EXERCISE:
Repeat the material below word for word and leave out all pictures.

Dataset records on visual material:
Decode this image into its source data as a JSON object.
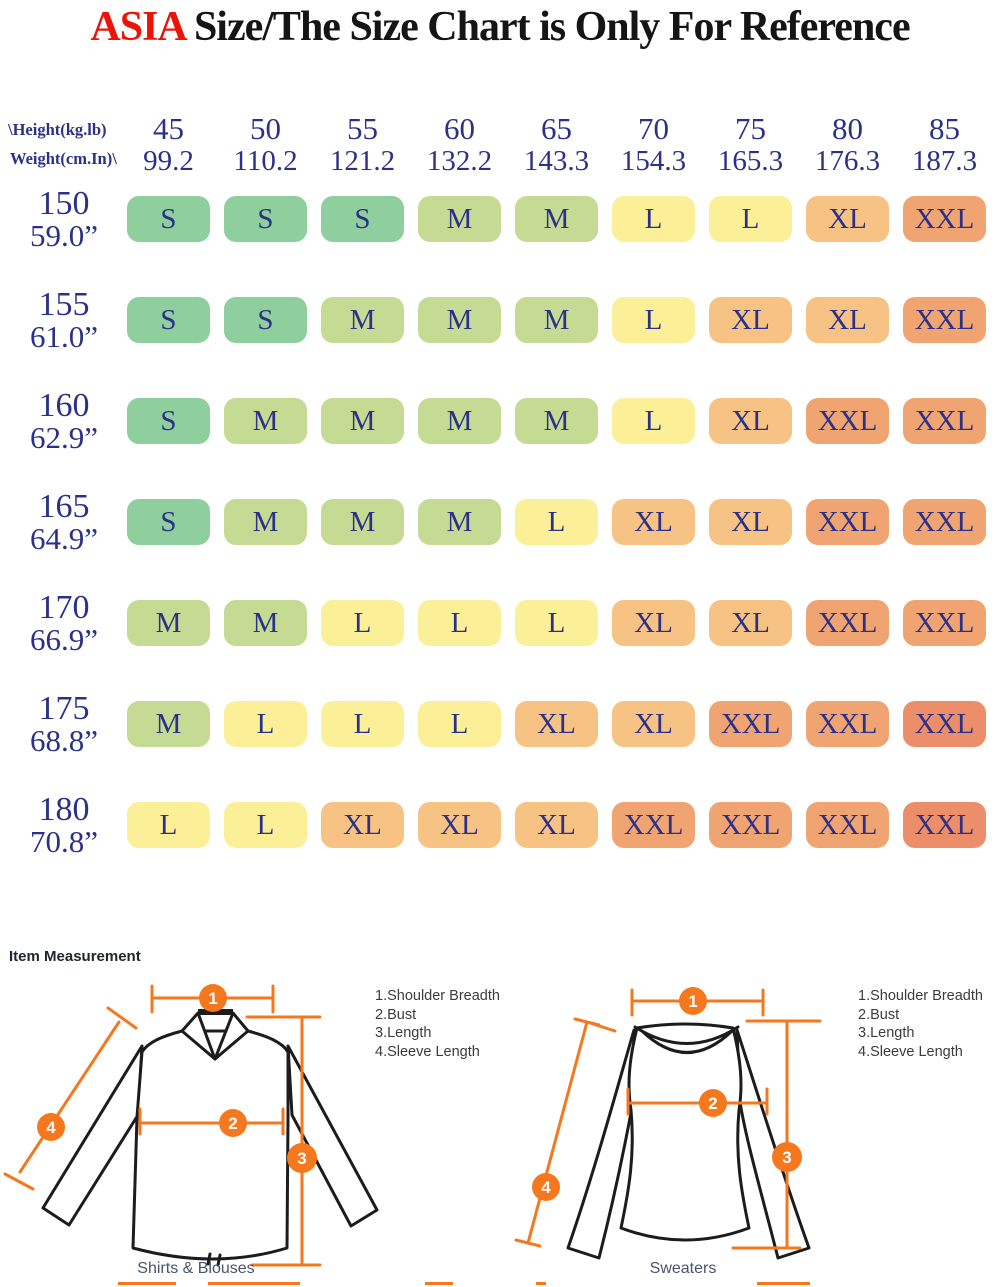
{
  "title": {
    "highlight": "ASIA",
    "rest": " Size/The Size Chart is Only For Reference",
    "highlight_color": "#ec1309"
  },
  "size_chart": {
    "axis_labels": {
      "line1": "\\Height(kg.lb)",
      "line2": "Weight(cm.In)\\"
    },
    "text_color": "#2b3188",
    "palette": {
      "s": "#8fce9d",
      "m": "#c5da92",
      "l": "#fbf098",
      "xl": "#f6c384",
      "xxl": "#f0a471",
      "xxl2": "#ec8e69"
    },
    "columns": [
      {
        "kg": "45",
        "lb": "99.2"
      },
      {
        "kg": "50",
        "lb": "110.2"
      },
      {
        "kg": "55",
        "lb": "121.2"
      },
      {
        "kg": "60",
        "lb": "132.2"
      },
      {
        "kg": "65",
        "lb": "143.3"
      },
      {
        "kg": "70",
        "lb": "154.3"
      },
      {
        "kg": "75",
        "lb": "165.3"
      },
      {
        "kg": "80",
        "lb": "176.3"
      },
      {
        "kg": "85",
        "lb": "187.3"
      }
    ],
    "rows": [
      {
        "cm": "150",
        "inch": "59.0”",
        "sizes": [
          "S",
          "S",
          "S",
          "M",
          "M",
          "L",
          "L",
          "XL",
          "XXL"
        ],
        "levels": [
          "s",
          "s",
          "s",
          "m",
          "m",
          "l",
          "l",
          "xl",
          "xxl"
        ]
      },
      {
        "cm": "155",
        "inch": "61.0”",
        "sizes": [
          "S",
          "S",
          "M",
          "M",
          "M",
          "L",
          "XL",
          "XL",
          "XXL"
        ],
        "levels": [
          "s",
          "s",
          "m",
          "m",
          "m",
          "l",
          "xl",
          "xl",
          "xxl"
        ]
      },
      {
        "cm": "160",
        "inch": "62.9”",
        "sizes": [
          "S",
          "M",
          "M",
          "M",
          "M",
          "L",
          "XL",
          "XXL",
          "XXL"
        ],
        "levels": [
          "s",
          "m",
          "m",
          "m",
          "m",
          "l",
          "xl",
          "xxl",
          "xxl"
        ]
      },
      {
        "cm": "165",
        "inch": "64.9”",
        "sizes": [
          "S",
          "M",
          "M",
          "M",
          "L",
          "XL",
          "XL",
          "XXL",
          "XXL"
        ],
        "levels": [
          "s",
          "m",
          "m",
          "m",
          "l",
          "xl",
          "xl",
          "xxl",
          "xxl"
        ]
      },
      {
        "cm": "170",
        "inch": "66.9”",
        "sizes": [
          "M",
          "M",
          "L",
          "L",
          "L",
          "XL",
          "XL",
          "XXL",
          "XXL"
        ],
        "levels": [
          "m",
          "m",
          "l",
          "l",
          "l",
          "xl",
          "xl",
          "xxl",
          "xxl"
        ]
      },
      {
        "cm": "175",
        "inch": "68.8”",
        "sizes": [
          "M",
          "L",
          "L",
          "L",
          "XL",
          "XL",
          "XXL",
          "XXL",
          "XXL"
        ],
        "levels": [
          "m",
          "l",
          "l",
          "l",
          "xl",
          "xl",
          "xxl",
          "xxl",
          "xxl2"
        ]
      },
      {
        "cm": "180",
        "inch": "70.8”",
        "sizes": [
          "L",
          "L",
          "XL",
          "XL",
          "XL",
          "XXL",
          "XXL",
          "XXL",
          "XXL"
        ],
        "levels": [
          "l",
          "l",
          "xl",
          "xl",
          "xl",
          "xxl",
          "xxl",
          "xxl",
          "xxl2"
        ]
      }
    ]
  },
  "measurement": {
    "heading": "Item Measurement",
    "line_color": "#f5781e",
    "legend": [
      "1.Shoulder Breadth",
      "2.Bust",
      "3.Length",
      "4.Sleeve Length"
    ],
    "markers": [
      "1",
      "2",
      "3",
      "4"
    ],
    "diagrams": [
      {
        "caption": "Shirts & Blouses"
      },
      {
        "caption": "Sweaters"
      }
    ]
  },
  "chart_data": {
    "type": "heatmap",
    "title": "ASIA Size/The Size Chart is Only For Reference",
    "xlabel": "Weight (kg / lb)",
    "ylabel": "Height (cm / in)",
    "x_ticks_kg": [
      45,
      50,
      55,
      60,
      65,
      70,
      75,
      80,
      85
    ],
    "x_ticks_lb": [
      99.2,
      110.2,
      121.2,
      132.2,
      143.3,
      154.3,
      165.3,
      176.3,
      187.3
    ],
    "y_ticks_cm": [
      150,
      155,
      160,
      165,
      170,
      175,
      180
    ],
    "y_ticks_in": [
      59.0,
      61.0,
      62.9,
      64.9,
      66.9,
      68.8,
      70.8
    ],
    "values": [
      [
        "S",
        "S",
        "S",
        "M",
        "M",
        "L",
        "L",
        "XL",
        "XXL"
      ],
      [
        "S",
        "S",
        "M",
        "M",
        "M",
        "L",
        "XL",
        "XL",
        "XXL"
      ],
      [
        "S",
        "M",
        "M",
        "M",
        "M",
        "L",
        "XL",
        "XXL",
        "XXL"
      ],
      [
        "S",
        "M",
        "M",
        "M",
        "L",
        "XL",
        "XL",
        "XXL",
        "XXL"
      ],
      [
        "M",
        "M",
        "L",
        "L",
        "L",
        "XL",
        "XL",
        "XXL",
        "XXL"
      ],
      [
        "M",
        "L",
        "L",
        "L",
        "XL",
        "XL",
        "XXL",
        "XXL",
        "XXL"
      ],
      [
        "L",
        "L",
        "XL",
        "XL",
        "XL",
        "XXL",
        "XXL",
        "XXL",
        "XXL"
      ]
    ],
    "legend_position": "none",
    "grid": false
  }
}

OUTPUT OF THE TASK:
Decode this image into its source data as a JSON object.
{
  "title": {
    "highlight": "ASIA",
    "rest": " Size/The Size Chart is Only For Reference",
    "highlight_color": "#ec1309"
  },
  "size_chart": {
    "axis_labels": {
      "line1": "\\Height(kg.lb)",
      "line2": "Weight(cm.In)\\"
    },
    "text_color": "#2b3188",
    "palette": {
      "s": "#8fce9d",
      "m": "#c5da92",
      "l": "#fbf098",
      "xl": "#f6c384",
      "xxl": "#f0a471",
      "xxl2": "#ec8e69"
    },
    "columns": [
      {
        "kg": "45",
        "lb": "99.2"
      },
      {
        "kg": "50",
        "lb": "110.2"
      },
      {
        "kg": "55",
        "lb": "121.2"
      },
      {
        "kg": "60",
        "lb": "132.2"
      },
      {
        "kg": "65",
        "lb": "143.3"
      },
      {
        "kg": "70",
        "lb": "154.3"
      },
      {
        "kg": "75",
        "lb": "165.3"
      },
      {
        "kg": "80",
        "lb": "176.3"
      },
      {
        "kg": "85",
        "lb": "187.3"
      }
    ],
    "rows": [
      {
        "cm": "150",
        "inch": "59.0”",
        "sizes": [
          "S",
          "S",
          "S",
          "M",
          "M",
          "L",
          "L",
          "XL",
          "XXL"
        ],
        "levels": [
          "s",
          "s",
          "s",
          "m",
          "m",
          "l",
          "l",
          "xl",
          "xxl"
        ]
      },
      {
        "cm": "155",
        "inch": "61.0”",
        "sizes": [
          "S",
          "S",
          "M",
          "M",
          "M",
          "L",
          "XL",
          "XL",
          "XXL"
        ],
        "levels": [
          "s",
          "s",
          "m",
          "m",
          "m",
          "l",
          "xl",
          "xl",
          "xxl"
        ]
      },
      {
        "cm": "160",
        "inch": "62.9”",
        "sizes": [
          "S",
          "M",
          "M",
          "M",
          "M",
          "L",
          "XL",
          "XXL",
          "XXL"
        ],
        "levels": [
          "s",
          "m",
          "m",
          "m",
          "m",
          "l",
          "xl",
          "xxl",
          "xxl"
        ]
      },
      {
        "cm": "165",
        "inch": "64.9”",
        "sizes": [
          "S",
          "M",
          "M",
          "M",
          "L",
          "XL",
          "XL",
          "XXL",
          "XXL"
        ],
        "levels": [
          "s",
          "m",
          "m",
          "m",
          "l",
          "xl",
          "xl",
          "xxl",
          "xxl"
        ]
      },
      {
        "cm": "170",
        "inch": "66.9”",
        "sizes": [
          "M",
          "M",
          "L",
          "L",
          "L",
          "XL",
          "XL",
          "XXL",
          "XXL"
        ],
        "levels": [
          "m",
          "m",
          "l",
          "l",
          "l",
          "xl",
          "xl",
          "xxl",
          "xxl"
        ]
      },
      {
        "cm": "175",
        "inch": "68.8”",
        "sizes": [
          "M",
          "L",
          "L",
          "L",
          "XL",
          "XL",
          "XXL",
          "XXL",
          "XXL"
        ],
        "levels": [
          "m",
          "l",
          "l",
          "l",
          "xl",
          "xl",
          "xxl",
          "xxl",
          "xxl2"
        ]
      },
      {
        "cm": "180",
        "inch": "70.8”",
        "sizes": [
          "L",
          "L",
          "XL",
          "XL",
          "XL",
          "XXL",
          "XXL",
          "XXL",
          "XXL"
        ],
        "levels": [
          "l",
          "l",
          "xl",
          "xl",
          "xl",
          "xxl",
          "xxl",
          "xxl",
          "xxl2"
        ]
      }
    ]
  },
  "measurement": {
    "heading": "Item Measurement",
    "line_color": "#f5781e",
    "legend": [
      "1.Shoulder Breadth",
      "2.Bust",
      "3.Length",
      "4.Sleeve Length"
    ],
    "markers": [
      "1",
      "2",
      "3",
      "4"
    ],
    "diagrams": [
      {
        "caption": "Shirts & Blouses"
      },
      {
        "caption": "Sweaters"
      }
    ]
  },
  "chart_data": {
    "type": "heatmap",
    "title": "ASIA Size/The Size Chart is Only For Reference",
    "xlabel": "Weight (kg / lb)",
    "ylabel": "Height (cm / in)",
    "x_ticks_kg": [
      45,
      50,
      55,
      60,
      65,
      70,
      75,
      80,
      85
    ],
    "x_ticks_lb": [
      99.2,
      110.2,
      121.2,
      132.2,
      143.3,
      154.3,
      165.3,
      176.3,
      187.3
    ],
    "y_ticks_cm": [
      150,
      155,
      160,
      165,
      170,
      175,
      180
    ],
    "y_ticks_in": [
      59.0,
      61.0,
      62.9,
      64.9,
      66.9,
      68.8,
      70.8
    ],
    "values": [
      [
        "S",
        "S",
        "S",
        "M",
        "M",
        "L",
        "L",
        "XL",
        "XXL"
      ],
      [
        "S",
        "S",
        "M",
        "M",
        "M",
        "L",
        "XL",
        "XL",
        "XXL"
      ],
      [
        "S",
        "M",
        "M",
        "M",
        "M",
        "L",
        "XL",
        "XXL",
        "XXL"
      ],
      [
        "S",
        "M",
        "M",
        "M",
        "L",
        "XL",
        "XL",
        "XXL",
        "XXL"
      ],
      [
        "M",
        "M",
        "L",
        "L",
        "L",
        "XL",
        "XL",
        "XXL",
        "XXL"
      ],
      [
        "M",
        "L",
        "L",
        "L",
        "XL",
        "XL",
        "XXL",
        "XXL",
        "XXL"
      ],
      [
        "L",
        "L",
        "XL",
        "XL",
        "XL",
        "XXL",
        "XXL",
        "XXL",
        "XXL"
      ]
    ],
    "legend_position": "none",
    "grid": false
  }
}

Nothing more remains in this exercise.